Prompt
Search the data below for "Seconds"; list each line that holds it.

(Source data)
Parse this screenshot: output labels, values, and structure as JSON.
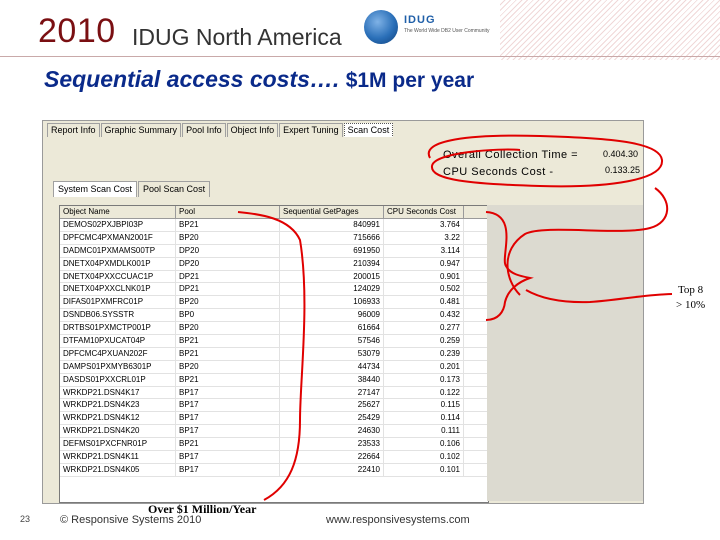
{
  "header": {
    "year": "2010",
    "conference": "IDUG North America",
    "logo_text": "IDUG",
    "logo_sub": "The World Wide DB2 User Community"
  },
  "slide": {
    "title": "Sequential access costs….",
    "title_cost": "$1M per year"
  },
  "app": {
    "tabs": [
      "Report Info",
      "Graphic Summary",
      "Pool Info",
      "Object Info",
      "Expert Tuning",
      "Scan Cost"
    ],
    "active_tab": "Scan Cost",
    "overall_label": "Overall Collection Time =",
    "overall_value": "0.404.30",
    "cpu_label": "CPU Seconds Cost -",
    "cpu_value": "0.133.25",
    "sub_tabs": [
      "System Scan Cost",
      "Pool Scan Cost"
    ],
    "active_sub_tab": "System Scan Cost",
    "table": {
      "headers": [
        "Object Name",
        "Pool",
        "Sequential GetPages",
        "CPU Seconds Cost"
      ],
      "rows": [
        [
          "DEMOS02PXJBPI03P",
          "BP21",
          "840991",
          "3.764"
        ],
        [
          "DPFCMC4PXMAN2001F",
          "BP20",
          "715666",
          "3.22"
        ],
        [
          "DADMC01PXMAMS00TP",
          "DP20",
          "691950",
          "3.114"
        ],
        [
          "DNETX04PXMDLK001P",
          "DP20",
          "210394",
          "0.947"
        ],
        [
          "DNETX04PXXCCUAC1P",
          "DP21",
          "200015",
          "0.901"
        ],
        [
          "DNETX04PXXCLNK01P",
          "DP21",
          "124029",
          "0.502"
        ],
        [
          "DIFAS01PXMFRC01P",
          "BP20",
          "106933",
          "0.481"
        ],
        [
          "DSNDB06.SYSSTR",
          "BP0",
          "96009",
          "0.432"
        ],
        [
          "DRTBS01PXMCTP001P",
          "BP20",
          "61664",
          "0.277"
        ],
        [
          "DTFAM10PXUCAT04P",
          "BP21",
          "57546",
          "0.259"
        ],
        [
          "DPFCMC4PXUAN202F",
          "BP21",
          "53079",
          "0.239"
        ],
        [
          "DAMPS01PXMYB6301P",
          "BP20",
          "44734",
          "0.201"
        ],
        [
          "DASDS01PXXCRL01P",
          "BP21",
          "38440",
          "0.173"
        ],
        [
          "WRKDP21.DSN4K17",
          "BP17",
          "27147",
          "0.122"
        ],
        [
          "WRKDP21.DSN4K23",
          "BP17",
          "25627",
          "0.115"
        ],
        [
          "WRKDP21.DSN4K12",
          "BP17",
          "25429",
          "0.114"
        ],
        [
          "WRKDP21.DSN4K20",
          "BP17",
          "24630",
          "0.111"
        ],
        [
          "DEFMS01PXCFNR01P",
          "BP21",
          "23533",
          "0.106"
        ],
        [
          "WRKDP21.DSN4K11",
          "BP17",
          "22664",
          "0.102"
        ],
        [
          "WRKDP21.DSN4K05",
          "BP17",
          "22410",
          "0.101"
        ]
      ]
    }
  },
  "annotations": {
    "top8_line1": "Top 8",
    "top8_line2": "> 10%",
    "over_million": "Over $1 Million/Year",
    "annotation_color": "#e00000"
  },
  "footer": {
    "slide_number": "23",
    "copyright": "© Responsive Systems 2010",
    "url": "www.responsivesystems.com"
  }
}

Result
    "cpu_label": "CPU Seconds Cost -",
        "CPU Seconds Cost"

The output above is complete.